Input for this task:
****
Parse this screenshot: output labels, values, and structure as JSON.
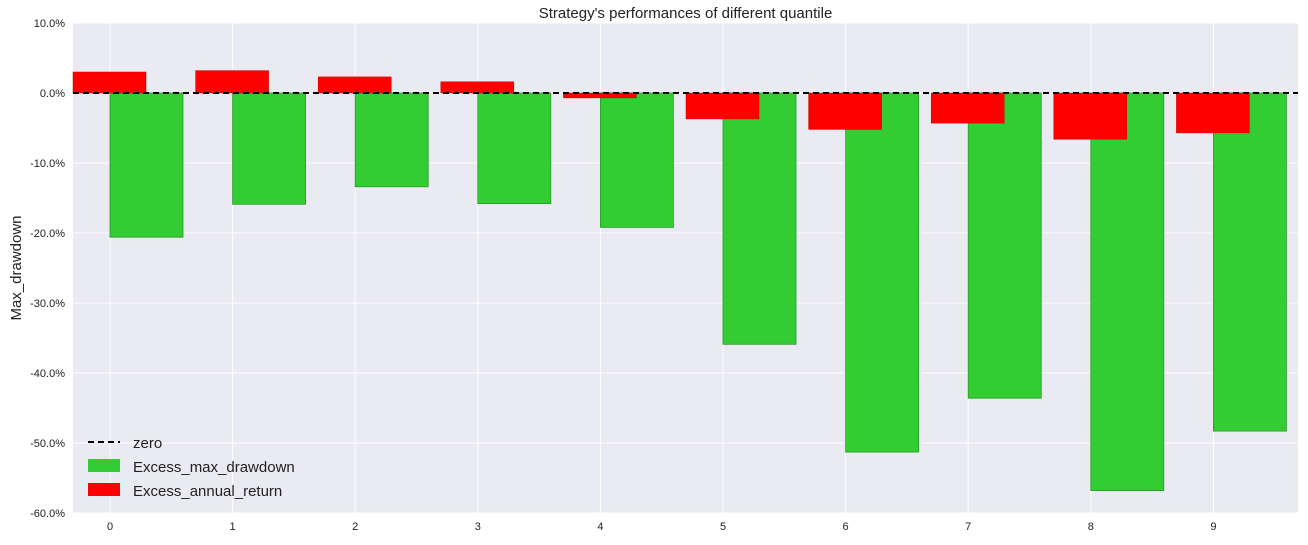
{
  "chart_data": {
    "type": "bar",
    "title": "Strategy's performances of different quantile",
    "xlabel": "",
    "ylabel": "Max_drawdown",
    "categories": [
      "0",
      "1",
      "2",
      "3",
      "4",
      "5",
      "6",
      "7",
      "8",
      "9"
    ],
    "ylim": [
      -60,
      10
    ],
    "yticks": [
      10,
      0,
      -10,
      -20,
      -30,
      -40,
      -50,
      -60
    ],
    "ytick_labels": [
      "10.0%",
      "0.0%",
      "-10.0%",
      "-20.0%",
      "-30.0%",
      "-40.0%",
      "-50.0%",
      "-60.0%"
    ],
    "grid": true,
    "legend_position": "lower-left",
    "series": [
      {
        "name": "Excess_max_drawdown",
        "color": "#33cc33",
        "values": [
          -20.6,
          -15.9,
          -13.4,
          -15.8,
          -19.2,
          -35.9,
          -51.3,
          -43.6,
          -56.8,
          -48.3
        ]
      },
      {
        "name": "Excess_annual_return",
        "color": "#ff0000",
        "values": [
          3.0,
          3.2,
          2.3,
          1.6,
          -0.7,
          -3.7,
          -5.2,
          -4.3,
          -6.6,
          -5.7
        ]
      }
    ],
    "reference_line": {
      "name": "zero",
      "value": 0,
      "color": "#000000",
      "style": "dashed"
    },
    "colors": {
      "plot_background": "#eaeaf2",
      "grid": "#ffffff"
    }
  }
}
****
All the lines above are to be reproduced exactly, except the pictures.

The completed task:
Parse this screenshot: output labels, values, and structure as JSON.
{
  "chart_data": {
    "type": "bar",
    "title": "Strategy's performances of different quantile",
    "xlabel": "",
    "ylabel": "Max_drawdown",
    "categories": [
      "0",
      "1",
      "2",
      "3",
      "4",
      "5",
      "6",
      "7",
      "8",
      "9"
    ],
    "ylim": [
      -60,
      10
    ],
    "yticks": [
      10,
      0,
      -10,
      -20,
      -30,
      -40,
      -50,
      -60
    ],
    "ytick_labels": [
      "10.0%",
      "0.0%",
      "-10.0%",
      "-20.0%",
      "-30.0%",
      "-40.0%",
      "-50.0%",
      "-60.0%"
    ],
    "grid": true,
    "legend_position": "lower-left",
    "series": [
      {
        "name": "Excess_max_drawdown",
        "color": "#33cc33",
        "values": [
          -20.6,
          -15.9,
          -13.4,
          -15.8,
          -19.2,
          -35.9,
          -51.3,
          -43.6,
          -56.8,
          -48.3
        ]
      },
      {
        "name": "Excess_annual_return",
        "color": "#ff0000",
        "values": [
          3.0,
          3.2,
          2.3,
          1.6,
          -0.7,
          -3.7,
          -5.2,
          -4.3,
          -6.6,
          -5.7
        ]
      }
    ],
    "reference_line": {
      "name": "zero",
      "value": 0,
      "color": "#000000",
      "style": "dashed"
    },
    "colors": {
      "plot_background": "#eaeaf2",
      "grid": "#ffffff"
    }
  }
}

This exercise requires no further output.